→ Stated problem
Reproduce the listing from the line with "volume-bar: [783, 514, 791, 583]" up to and including the line with "volume-bar: [755, 536, 763, 583]", putting "date-label" in place of every "x-tick-label" and changing nothing else.
— Start of Record list —
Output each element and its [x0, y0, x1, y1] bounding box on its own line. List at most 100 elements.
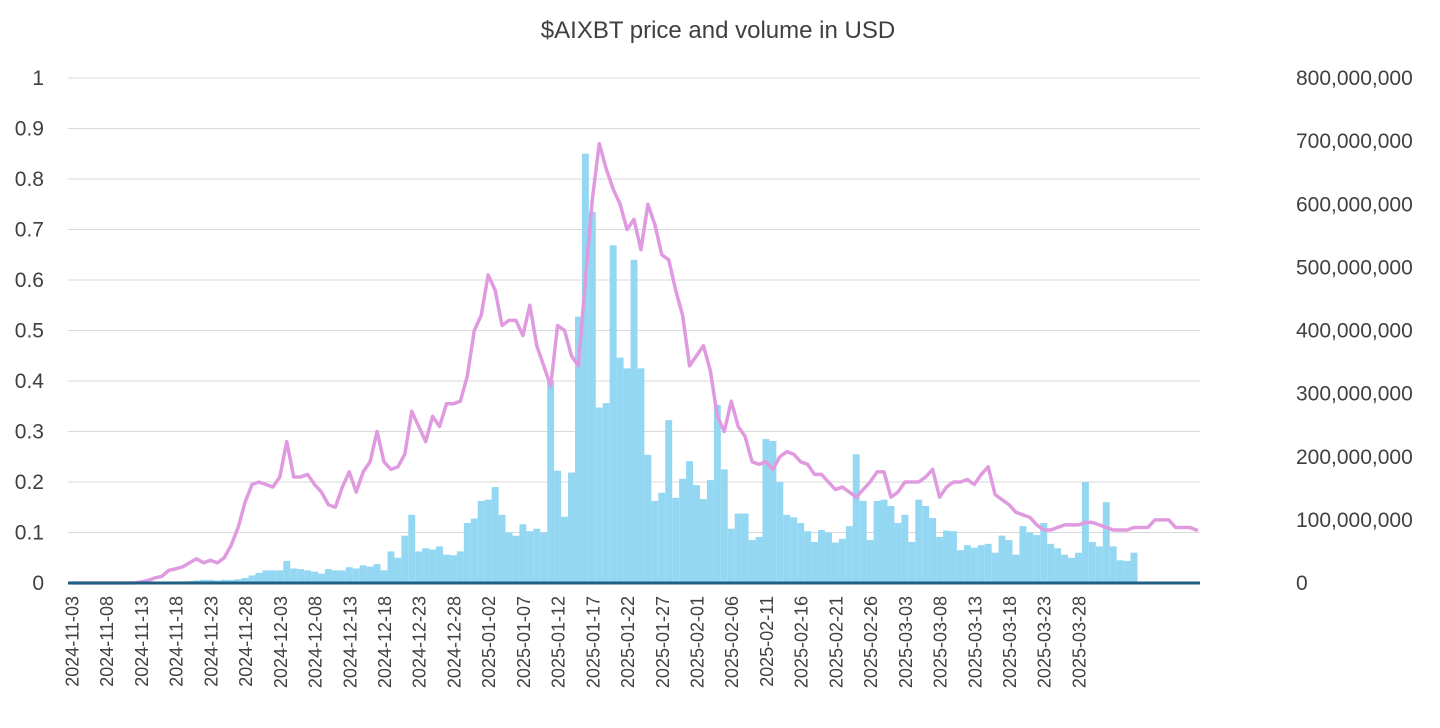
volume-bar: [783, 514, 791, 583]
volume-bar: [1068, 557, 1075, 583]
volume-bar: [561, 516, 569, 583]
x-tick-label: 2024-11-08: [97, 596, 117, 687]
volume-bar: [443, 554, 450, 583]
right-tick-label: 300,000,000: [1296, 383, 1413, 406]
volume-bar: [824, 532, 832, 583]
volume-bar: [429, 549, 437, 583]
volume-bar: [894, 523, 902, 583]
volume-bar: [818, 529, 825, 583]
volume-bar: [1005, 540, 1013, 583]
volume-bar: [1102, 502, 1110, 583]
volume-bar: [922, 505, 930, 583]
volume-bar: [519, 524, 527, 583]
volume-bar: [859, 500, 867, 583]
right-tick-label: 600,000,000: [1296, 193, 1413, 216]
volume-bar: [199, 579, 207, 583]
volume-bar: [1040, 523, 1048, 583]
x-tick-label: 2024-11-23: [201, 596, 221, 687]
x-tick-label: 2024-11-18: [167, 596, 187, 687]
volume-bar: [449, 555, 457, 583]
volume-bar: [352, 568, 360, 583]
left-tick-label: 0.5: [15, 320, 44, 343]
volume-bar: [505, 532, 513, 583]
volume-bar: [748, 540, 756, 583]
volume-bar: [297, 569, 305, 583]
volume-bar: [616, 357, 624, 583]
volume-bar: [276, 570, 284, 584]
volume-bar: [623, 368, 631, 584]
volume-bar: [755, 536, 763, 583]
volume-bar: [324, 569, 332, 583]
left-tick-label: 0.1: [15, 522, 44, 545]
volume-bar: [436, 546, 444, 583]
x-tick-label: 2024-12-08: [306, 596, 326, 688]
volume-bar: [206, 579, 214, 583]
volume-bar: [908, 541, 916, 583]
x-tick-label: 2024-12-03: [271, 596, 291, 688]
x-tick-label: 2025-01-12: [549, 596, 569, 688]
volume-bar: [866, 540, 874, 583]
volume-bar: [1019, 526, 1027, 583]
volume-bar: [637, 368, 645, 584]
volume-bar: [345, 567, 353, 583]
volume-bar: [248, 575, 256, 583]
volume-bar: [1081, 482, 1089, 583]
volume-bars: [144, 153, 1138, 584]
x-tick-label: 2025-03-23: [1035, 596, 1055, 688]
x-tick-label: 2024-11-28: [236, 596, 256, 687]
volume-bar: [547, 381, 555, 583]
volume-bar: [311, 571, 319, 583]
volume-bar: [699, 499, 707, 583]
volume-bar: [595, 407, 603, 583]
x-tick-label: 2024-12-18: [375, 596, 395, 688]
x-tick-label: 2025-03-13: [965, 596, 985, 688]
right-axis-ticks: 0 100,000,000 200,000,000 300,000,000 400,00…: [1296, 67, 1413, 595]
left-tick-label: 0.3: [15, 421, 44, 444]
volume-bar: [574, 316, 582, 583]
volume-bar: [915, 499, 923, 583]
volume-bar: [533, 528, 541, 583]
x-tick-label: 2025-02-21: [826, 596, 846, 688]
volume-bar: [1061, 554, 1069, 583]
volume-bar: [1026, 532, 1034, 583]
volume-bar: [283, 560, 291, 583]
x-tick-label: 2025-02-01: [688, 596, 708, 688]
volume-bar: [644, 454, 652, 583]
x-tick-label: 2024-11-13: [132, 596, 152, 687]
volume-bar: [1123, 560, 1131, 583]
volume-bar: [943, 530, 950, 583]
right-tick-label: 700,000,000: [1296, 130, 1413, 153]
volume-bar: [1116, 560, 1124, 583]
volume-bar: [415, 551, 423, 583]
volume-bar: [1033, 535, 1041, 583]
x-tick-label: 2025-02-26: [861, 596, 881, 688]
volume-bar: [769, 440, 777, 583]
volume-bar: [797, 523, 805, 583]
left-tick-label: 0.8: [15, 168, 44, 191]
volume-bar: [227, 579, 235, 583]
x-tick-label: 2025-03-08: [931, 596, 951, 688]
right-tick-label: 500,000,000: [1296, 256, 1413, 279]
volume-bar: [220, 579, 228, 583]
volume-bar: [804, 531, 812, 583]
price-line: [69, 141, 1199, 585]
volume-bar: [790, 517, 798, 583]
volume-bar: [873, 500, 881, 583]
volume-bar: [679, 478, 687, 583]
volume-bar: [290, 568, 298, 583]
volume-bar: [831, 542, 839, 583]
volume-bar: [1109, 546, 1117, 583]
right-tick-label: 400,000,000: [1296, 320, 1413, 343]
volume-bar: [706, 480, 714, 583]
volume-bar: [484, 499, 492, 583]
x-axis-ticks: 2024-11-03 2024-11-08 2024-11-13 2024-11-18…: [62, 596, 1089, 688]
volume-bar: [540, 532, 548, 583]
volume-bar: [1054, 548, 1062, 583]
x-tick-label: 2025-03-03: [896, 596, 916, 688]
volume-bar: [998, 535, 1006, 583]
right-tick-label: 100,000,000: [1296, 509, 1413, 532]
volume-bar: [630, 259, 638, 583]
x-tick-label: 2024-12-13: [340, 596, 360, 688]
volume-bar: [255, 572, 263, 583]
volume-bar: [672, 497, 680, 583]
— End of Record list —
— Start of Record list —
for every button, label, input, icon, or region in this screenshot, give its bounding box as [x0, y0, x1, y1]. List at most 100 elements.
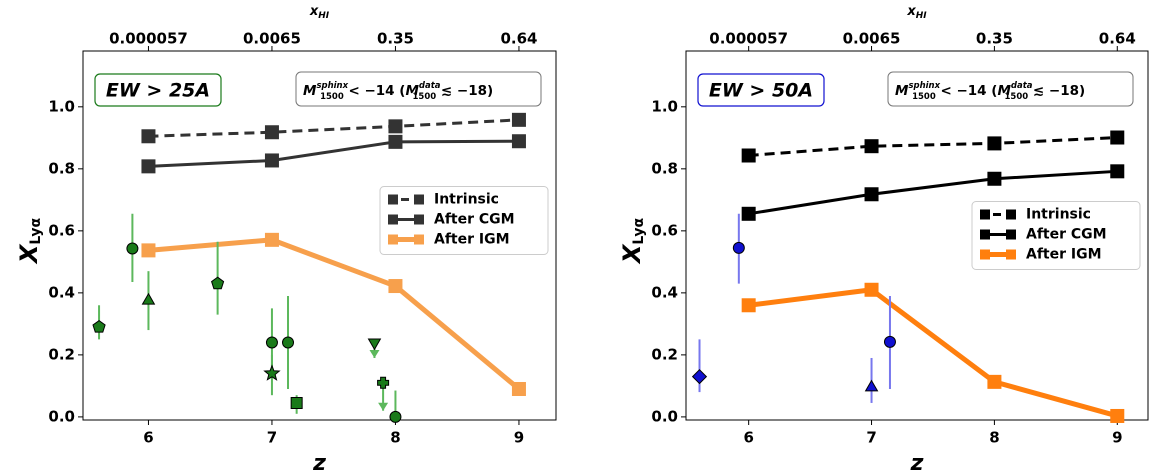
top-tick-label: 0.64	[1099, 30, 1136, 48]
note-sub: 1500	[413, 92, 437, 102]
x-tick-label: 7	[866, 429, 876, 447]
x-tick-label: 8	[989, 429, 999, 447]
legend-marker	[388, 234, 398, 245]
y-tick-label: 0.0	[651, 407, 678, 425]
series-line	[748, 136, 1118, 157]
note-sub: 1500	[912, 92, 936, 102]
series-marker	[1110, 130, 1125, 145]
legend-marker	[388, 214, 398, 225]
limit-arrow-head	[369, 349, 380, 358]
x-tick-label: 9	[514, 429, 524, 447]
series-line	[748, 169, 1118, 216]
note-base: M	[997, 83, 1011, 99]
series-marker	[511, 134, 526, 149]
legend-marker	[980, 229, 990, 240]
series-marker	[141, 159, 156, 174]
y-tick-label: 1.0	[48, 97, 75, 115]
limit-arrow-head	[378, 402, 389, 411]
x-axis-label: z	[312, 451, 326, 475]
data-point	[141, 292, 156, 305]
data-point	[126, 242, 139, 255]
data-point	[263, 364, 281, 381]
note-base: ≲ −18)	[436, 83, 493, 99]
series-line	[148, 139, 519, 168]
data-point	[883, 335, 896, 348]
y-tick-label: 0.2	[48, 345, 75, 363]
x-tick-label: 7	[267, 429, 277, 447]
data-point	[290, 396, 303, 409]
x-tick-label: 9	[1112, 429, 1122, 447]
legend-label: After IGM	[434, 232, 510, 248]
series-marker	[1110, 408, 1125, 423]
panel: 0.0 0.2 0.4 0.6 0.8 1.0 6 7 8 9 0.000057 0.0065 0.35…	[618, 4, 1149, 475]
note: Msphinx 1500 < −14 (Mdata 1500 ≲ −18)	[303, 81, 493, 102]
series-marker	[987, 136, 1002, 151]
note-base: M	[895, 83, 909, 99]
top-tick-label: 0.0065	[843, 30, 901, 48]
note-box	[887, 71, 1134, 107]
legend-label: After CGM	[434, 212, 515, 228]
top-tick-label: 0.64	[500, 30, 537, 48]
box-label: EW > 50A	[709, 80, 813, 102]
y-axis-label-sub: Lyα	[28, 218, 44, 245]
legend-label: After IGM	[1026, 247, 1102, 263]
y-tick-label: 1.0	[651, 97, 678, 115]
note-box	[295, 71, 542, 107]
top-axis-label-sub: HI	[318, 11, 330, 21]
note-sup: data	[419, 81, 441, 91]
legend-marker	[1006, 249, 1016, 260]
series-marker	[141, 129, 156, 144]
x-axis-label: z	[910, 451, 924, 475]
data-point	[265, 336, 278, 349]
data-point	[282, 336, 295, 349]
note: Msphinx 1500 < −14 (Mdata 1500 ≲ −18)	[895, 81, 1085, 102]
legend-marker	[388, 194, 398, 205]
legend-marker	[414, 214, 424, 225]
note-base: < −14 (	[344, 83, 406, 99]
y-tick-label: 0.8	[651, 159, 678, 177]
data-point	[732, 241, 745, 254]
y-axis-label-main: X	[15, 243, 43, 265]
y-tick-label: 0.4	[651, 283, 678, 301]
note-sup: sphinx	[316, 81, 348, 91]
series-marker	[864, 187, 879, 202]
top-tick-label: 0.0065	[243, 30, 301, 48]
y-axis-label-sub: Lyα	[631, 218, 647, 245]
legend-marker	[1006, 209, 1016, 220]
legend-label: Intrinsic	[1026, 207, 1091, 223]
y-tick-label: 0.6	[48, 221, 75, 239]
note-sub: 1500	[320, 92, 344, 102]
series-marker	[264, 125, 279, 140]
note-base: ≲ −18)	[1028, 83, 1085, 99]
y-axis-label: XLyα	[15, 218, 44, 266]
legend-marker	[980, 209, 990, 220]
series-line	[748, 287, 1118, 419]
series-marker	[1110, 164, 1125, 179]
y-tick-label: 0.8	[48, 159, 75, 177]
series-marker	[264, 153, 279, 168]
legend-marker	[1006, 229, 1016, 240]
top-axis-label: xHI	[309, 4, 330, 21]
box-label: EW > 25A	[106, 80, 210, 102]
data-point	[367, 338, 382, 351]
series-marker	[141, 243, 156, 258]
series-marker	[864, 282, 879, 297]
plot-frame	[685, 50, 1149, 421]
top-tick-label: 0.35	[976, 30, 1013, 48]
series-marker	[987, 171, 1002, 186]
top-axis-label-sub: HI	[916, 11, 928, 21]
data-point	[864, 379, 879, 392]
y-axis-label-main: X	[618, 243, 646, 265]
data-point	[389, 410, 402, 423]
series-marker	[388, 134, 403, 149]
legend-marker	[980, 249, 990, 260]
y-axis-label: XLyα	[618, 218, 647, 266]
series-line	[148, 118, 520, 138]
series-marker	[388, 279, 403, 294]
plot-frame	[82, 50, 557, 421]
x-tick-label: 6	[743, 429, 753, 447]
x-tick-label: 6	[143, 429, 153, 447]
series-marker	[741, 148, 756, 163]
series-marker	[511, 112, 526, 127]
— End of Record list —
→ Final answer
volume-bar: [783, 514, 791, 583]
volume-bar: [1068, 557, 1075, 583]
volume-bar: [561, 516, 569, 583]
date-label: 2024-11-08: [97, 596, 117, 687]
volume-bar: [443, 554, 450, 583]
right-tick-label: 300,000,000: [1296, 383, 1413, 406]
volume-bar: [824, 532, 832, 583]
volume-bar: [429, 549, 437, 583]
volume-bar: [894, 523, 902, 583]
volume-bar: [818, 529, 825, 583]
volume-bar: [1005, 540, 1013, 583]
volume-bar: [1102, 502, 1110, 583]
volume-bar: [922, 505, 930, 583]
volume-bar: [519, 524, 527, 583]
volume-bar: [859, 500, 867, 583]
right-tick-label: 600,000,000: [1296, 193, 1413, 216]
volume-bar: [199, 579, 207, 583]
volume-bar: [1040, 523, 1048, 583]
date-label: 2024-11-23: [201, 596, 221, 687]
date-label: 2024-11-18: [167, 596, 187, 687]
volume-bar: [449, 555, 457, 583]
volume-bar: [352, 568, 360, 583]
left-tick-label: 0.5: [15, 320, 44, 343]
volume-bar: [505, 532, 513, 583]
volume-bar: [748, 540, 756, 583]
volume-bar: [297, 569, 305, 583]
volume-bar: [616, 357, 624, 583]
volume-bar: [276, 570, 284, 584]
volume-bar: [623, 368, 631, 584]
volume-bar: [755, 536, 763, 583]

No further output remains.